** begin Supplied material **

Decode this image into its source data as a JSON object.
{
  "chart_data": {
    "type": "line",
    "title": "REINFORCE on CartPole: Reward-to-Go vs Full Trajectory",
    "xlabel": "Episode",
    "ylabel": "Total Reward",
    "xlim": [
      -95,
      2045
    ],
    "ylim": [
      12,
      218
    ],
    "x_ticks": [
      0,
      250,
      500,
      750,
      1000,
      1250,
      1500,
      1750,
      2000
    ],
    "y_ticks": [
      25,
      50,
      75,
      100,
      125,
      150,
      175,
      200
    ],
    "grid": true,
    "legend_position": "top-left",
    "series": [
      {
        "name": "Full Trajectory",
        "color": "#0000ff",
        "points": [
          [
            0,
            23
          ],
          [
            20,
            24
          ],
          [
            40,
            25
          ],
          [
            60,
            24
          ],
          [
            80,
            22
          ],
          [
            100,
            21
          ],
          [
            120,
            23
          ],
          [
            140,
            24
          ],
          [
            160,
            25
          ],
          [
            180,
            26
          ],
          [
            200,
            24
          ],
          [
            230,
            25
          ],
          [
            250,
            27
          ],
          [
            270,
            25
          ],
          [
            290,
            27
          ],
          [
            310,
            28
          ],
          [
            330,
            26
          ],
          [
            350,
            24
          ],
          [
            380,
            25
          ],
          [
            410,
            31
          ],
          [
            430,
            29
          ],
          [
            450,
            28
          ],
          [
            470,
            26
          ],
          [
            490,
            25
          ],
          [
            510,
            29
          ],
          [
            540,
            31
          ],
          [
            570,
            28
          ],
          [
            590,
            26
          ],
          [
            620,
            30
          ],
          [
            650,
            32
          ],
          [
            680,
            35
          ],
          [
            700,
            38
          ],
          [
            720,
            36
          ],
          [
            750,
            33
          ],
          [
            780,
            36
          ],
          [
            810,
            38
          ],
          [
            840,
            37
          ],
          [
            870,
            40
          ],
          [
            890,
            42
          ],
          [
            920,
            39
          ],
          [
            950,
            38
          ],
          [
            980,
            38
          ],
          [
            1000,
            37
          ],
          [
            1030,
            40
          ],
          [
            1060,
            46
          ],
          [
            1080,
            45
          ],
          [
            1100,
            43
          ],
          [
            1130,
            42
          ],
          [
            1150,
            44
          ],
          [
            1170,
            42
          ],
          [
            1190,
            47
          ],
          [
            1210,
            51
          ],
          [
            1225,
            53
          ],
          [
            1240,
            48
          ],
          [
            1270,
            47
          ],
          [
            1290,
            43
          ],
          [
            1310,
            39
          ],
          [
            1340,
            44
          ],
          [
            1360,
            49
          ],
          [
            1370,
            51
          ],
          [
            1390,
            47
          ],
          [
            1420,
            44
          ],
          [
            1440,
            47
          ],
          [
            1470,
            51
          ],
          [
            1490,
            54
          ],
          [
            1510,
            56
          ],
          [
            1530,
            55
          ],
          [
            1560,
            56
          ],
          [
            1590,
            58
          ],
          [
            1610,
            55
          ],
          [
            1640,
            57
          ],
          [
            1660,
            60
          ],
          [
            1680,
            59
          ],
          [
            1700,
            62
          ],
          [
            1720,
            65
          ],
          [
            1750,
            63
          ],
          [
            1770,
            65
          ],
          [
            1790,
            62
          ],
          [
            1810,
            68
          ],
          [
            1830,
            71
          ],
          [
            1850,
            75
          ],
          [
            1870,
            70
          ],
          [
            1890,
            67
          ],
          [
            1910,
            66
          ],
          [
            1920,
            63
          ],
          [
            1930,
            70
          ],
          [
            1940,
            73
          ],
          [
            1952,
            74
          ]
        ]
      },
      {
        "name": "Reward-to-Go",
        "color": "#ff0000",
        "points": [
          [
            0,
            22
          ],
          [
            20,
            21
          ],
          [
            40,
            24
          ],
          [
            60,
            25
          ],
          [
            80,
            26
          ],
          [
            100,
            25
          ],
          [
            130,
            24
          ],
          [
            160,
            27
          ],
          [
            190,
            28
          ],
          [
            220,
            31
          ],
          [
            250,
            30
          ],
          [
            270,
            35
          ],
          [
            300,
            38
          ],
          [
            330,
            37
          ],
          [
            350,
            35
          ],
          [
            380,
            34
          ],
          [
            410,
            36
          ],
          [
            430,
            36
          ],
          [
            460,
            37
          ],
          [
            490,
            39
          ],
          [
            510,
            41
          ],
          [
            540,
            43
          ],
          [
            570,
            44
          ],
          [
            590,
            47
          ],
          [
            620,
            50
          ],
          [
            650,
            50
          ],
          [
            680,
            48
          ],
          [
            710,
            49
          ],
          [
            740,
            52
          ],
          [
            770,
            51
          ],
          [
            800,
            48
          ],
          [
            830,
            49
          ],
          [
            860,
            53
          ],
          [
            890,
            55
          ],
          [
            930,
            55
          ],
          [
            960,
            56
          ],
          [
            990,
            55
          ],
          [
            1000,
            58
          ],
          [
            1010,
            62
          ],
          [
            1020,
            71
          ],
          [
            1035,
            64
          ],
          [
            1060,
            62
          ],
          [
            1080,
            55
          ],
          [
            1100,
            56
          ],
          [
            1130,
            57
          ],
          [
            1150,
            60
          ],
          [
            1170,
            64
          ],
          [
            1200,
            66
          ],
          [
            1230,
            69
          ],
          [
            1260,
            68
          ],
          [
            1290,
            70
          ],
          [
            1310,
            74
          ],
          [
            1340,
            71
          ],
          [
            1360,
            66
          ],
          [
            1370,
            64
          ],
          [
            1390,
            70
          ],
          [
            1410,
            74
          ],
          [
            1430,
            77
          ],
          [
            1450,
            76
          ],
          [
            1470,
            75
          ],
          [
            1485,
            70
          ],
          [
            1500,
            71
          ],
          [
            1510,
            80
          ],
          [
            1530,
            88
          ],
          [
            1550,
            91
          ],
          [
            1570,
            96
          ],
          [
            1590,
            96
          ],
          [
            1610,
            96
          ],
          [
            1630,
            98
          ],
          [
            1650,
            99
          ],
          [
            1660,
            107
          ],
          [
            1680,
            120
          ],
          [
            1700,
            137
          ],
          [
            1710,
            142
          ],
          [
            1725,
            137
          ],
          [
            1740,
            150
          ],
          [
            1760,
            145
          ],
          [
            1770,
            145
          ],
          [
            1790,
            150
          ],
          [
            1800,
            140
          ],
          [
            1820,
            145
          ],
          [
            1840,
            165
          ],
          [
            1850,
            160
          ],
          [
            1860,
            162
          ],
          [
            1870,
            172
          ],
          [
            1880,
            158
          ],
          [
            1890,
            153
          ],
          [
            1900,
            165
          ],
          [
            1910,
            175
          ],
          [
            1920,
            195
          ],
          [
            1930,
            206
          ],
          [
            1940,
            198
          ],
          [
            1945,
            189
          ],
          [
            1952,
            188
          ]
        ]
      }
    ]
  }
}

** end Supplied material **

### Task details
Write out the full listing, keeping every line exactly as it is.

### Correct answer
Decode this image into its source data as a JSON object.
{
  "chart_data": {
    "type": "line",
    "title": "REINFORCE on CartPole: Reward-to-Go vs Full Trajectory",
    "xlabel": "Episode",
    "ylabel": "Total Reward",
    "xlim": [
      -95,
      2045
    ],
    "ylim": [
      12,
      218
    ],
    "x_ticks": [
      0,
      250,
      500,
      750,
      1000,
      1250,
      1500,
      1750,
      2000
    ],
    "y_ticks": [
      25,
      50,
      75,
      100,
      125,
      150,
      175,
      200
    ],
    "grid": true,
    "legend_position": "top-left",
    "series": [
      {
        "name": "Full Trajectory",
        "color": "#0000ff",
        "points": [
          [
            0,
            23
          ],
          [
            20,
            24
          ],
          [
            40,
            25
          ],
          [
            60,
            24
          ],
          [
            80,
            22
          ],
          [
            100,
            21
          ],
          [
            120,
            23
          ],
          [
            140,
            24
          ],
          [
            160,
            25
          ],
          [
            180,
            26
          ],
          [
            200,
            24
          ],
          [
            230,
            25
          ],
          [
            250,
            27
          ],
          [
            270,
            25
          ],
          [
            290,
            27
          ],
          [
            310,
            28
          ],
          [
            330,
            26
          ],
          [
            350,
            24
          ],
          [
            380,
            25
          ],
          [
            410,
            31
          ],
          [
            430,
            29
          ],
          [
            450,
            28
          ],
          [
            470,
            26
          ],
          [
            490,
            25
          ],
          [
            510,
            29
          ],
          [
            540,
            31
          ],
          [
            570,
            28
          ],
          [
            590,
            26
          ],
          [
            620,
            30
          ],
          [
            650,
            32
          ],
          [
            680,
            35
          ],
          [
            700,
            38
          ],
          [
            720,
            36
          ],
          [
            750,
            33
          ],
          [
            780,
            36
          ],
          [
            810,
            38
          ],
          [
            840,
            37
          ],
          [
            870,
            40
          ],
          [
            890,
            42
          ],
          [
            920,
            39
          ],
          [
            950,
            38
          ],
          [
            980,
            38
          ],
          [
            1000,
            37
          ],
          [
            1030,
            40
          ],
          [
            1060,
            46
          ],
          [
            1080,
            45
          ],
          [
            1100,
            43
          ],
          [
            1130,
            42
          ],
          [
            1150,
            44
          ],
          [
            1170,
            42
          ],
          [
            1190,
            47
          ],
          [
            1210,
            51
          ],
          [
            1225,
            53
          ],
          [
            1240,
            48
          ],
          [
            1270,
            47
          ],
          [
            1290,
            43
          ],
          [
            1310,
            39
          ],
          [
            1340,
            44
          ],
          [
            1360,
            49
          ],
          [
            1370,
            51
          ],
          [
            1390,
            47
          ],
          [
            1420,
            44
          ],
          [
            1440,
            47
          ],
          [
            1470,
            51
          ],
          [
            1490,
            54
          ],
          [
            1510,
            56
          ],
          [
            1530,
            55
          ],
          [
            1560,
            56
          ],
          [
            1590,
            58
          ],
          [
            1610,
            55
          ],
          [
            1640,
            57
          ],
          [
            1660,
            60
          ],
          [
            1680,
            59
          ],
          [
            1700,
            62
          ],
          [
            1720,
            65
          ],
          [
            1750,
            63
          ],
          [
            1770,
            65
          ],
          [
            1790,
            62
          ],
          [
            1810,
            68
          ],
          [
            1830,
            71
          ],
          [
            1850,
            75
          ],
          [
            1870,
            70
          ],
          [
            1890,
            67
          ],
          [
            1910,
            66
          ],
          [
            1920,
            63
          ],
          [
            1930,
            70
          ],
          [
            1940,
            73
          ],
          [
            1952,
            74
          ]
        ]
      },
      {
        "name": "Reward-to-Go",
        "color": "#ff0000",
        "points": [
          [
            0,
            22
          ],
          [
            20,
            21
          ],
          [
            40,
            24
          ],
          [
            60,
            25
          ],
          [
            80,
            26
          ],
          [
            100,
            25
          ],
          [
            130,
            24
          ],
          [
            160,
            27
          ],
          [
            190,
            28
          ],
          [
            220,
            31
          ],
          [
            250,
            30
          ],
          [
            270,
            35
          ],
          [
            300,
            38
          ],
          [
            330,
            37
          ],
          [
            350,
            35
          ],
          [
            380,
            34
          ],
          [
            410,
            36
          ],
          [
            430,
            36
          ],
          [
            460,
            37
          ],
          [
            490,
            39
          ],
          [
            510,
            41
          ],
          [
            540,
            43
          ],
          [
            570,
            44
          ],
          [
            590,
            47
          ],
          [
            620,
            50
          ],
          [
            650,
            50
          ],
          [
            680,
            48
          ],
          [
            710,
            49
          ],
          [
            740,
            52
          ],
          [
            770,
            51
          ],
          [
            800,
            48
          ],
          [
            830,
            49
          ],
          [
            860,
            53
          ],
          [
            890,
            55
          ],
          [
            930,
            55
          ],
          [
            960,
            56
          ],
          [
            990,
            55
          ],
          [
            1000,
            58
          ],
          [
            1010,
            62
          ],
          [
            1020,
            71
          ],
          [
            1035,
            64
          ],
          [
            1060,
            62
          ],
          [
            1080,
            55
          ],
          [
            1100,
            56
          ],
          [
            1130,
            57
          ],
          [
            1150,
            60
          ],
          [
            1170,
            64
          ],
          [
            1200,
            66
          ],
          [
            1230,
            69
          ],
          [
            1260,
            68
          ],
          [
            1290,
            70
          ],
          [
            1310,
            74
          ],
          [
            1340,
            71
          ],
          [
            1360,
            66
          ],
          [
            1370,
            64
          ],
          [
            1390,
            70
          ],
          [
            1410,
            74
          ],
          [
            1430,
            77
          ],
          [
            1450,
            76
          ],
          [
            1470,
            75
          ],
          [
            1485,
            70
          ],
          [
            1500,
            71
          ],
          [
            1510,
            80
          ],
          [
            1530,
            88
          ],
          [
            1550,
            91
          ],
          [
            1570,
            96
          ],
          [
            1590,
            96
          ],
          [
            1610,
            96
          ],
          [
            1630,
            98
          ],
          [
            1650,
            99
          ],
          [
            1660,
            107
          ],
          [
            1680,
            120
          ],
          [
            1700,
            137
          ],
          [
            1710,
            142
          ],
          [
            1725,
            137
          ],
          [
            1740,
            150
          ],
          [
            1760,
            145
          ],
          [
            1770,
            145
          ],
          [
            1790,
            150
          ],
          [
            1800,
            140
          ],
          [
            1820,
            145
          ],
          [
            1840,
            165
          ],
          [
            1850,
            160
          ],
          [
            1860,
            162
          ],
          [
            1870,
            172
          ],
          [
            1880,
            158
          ],
          [
            1890,
            153
          ],
          [
            1900,
            165
          ],
          [
            1910,
            175
          ],
          [
            1920,
            195
          ],
          [
            1930,
            206
          ],
          [
            1940,
            198
          ],
          [
            1945,
            189
          ],
          [
            1952,
            188
          ]
        ]
      }
    ]
  }
}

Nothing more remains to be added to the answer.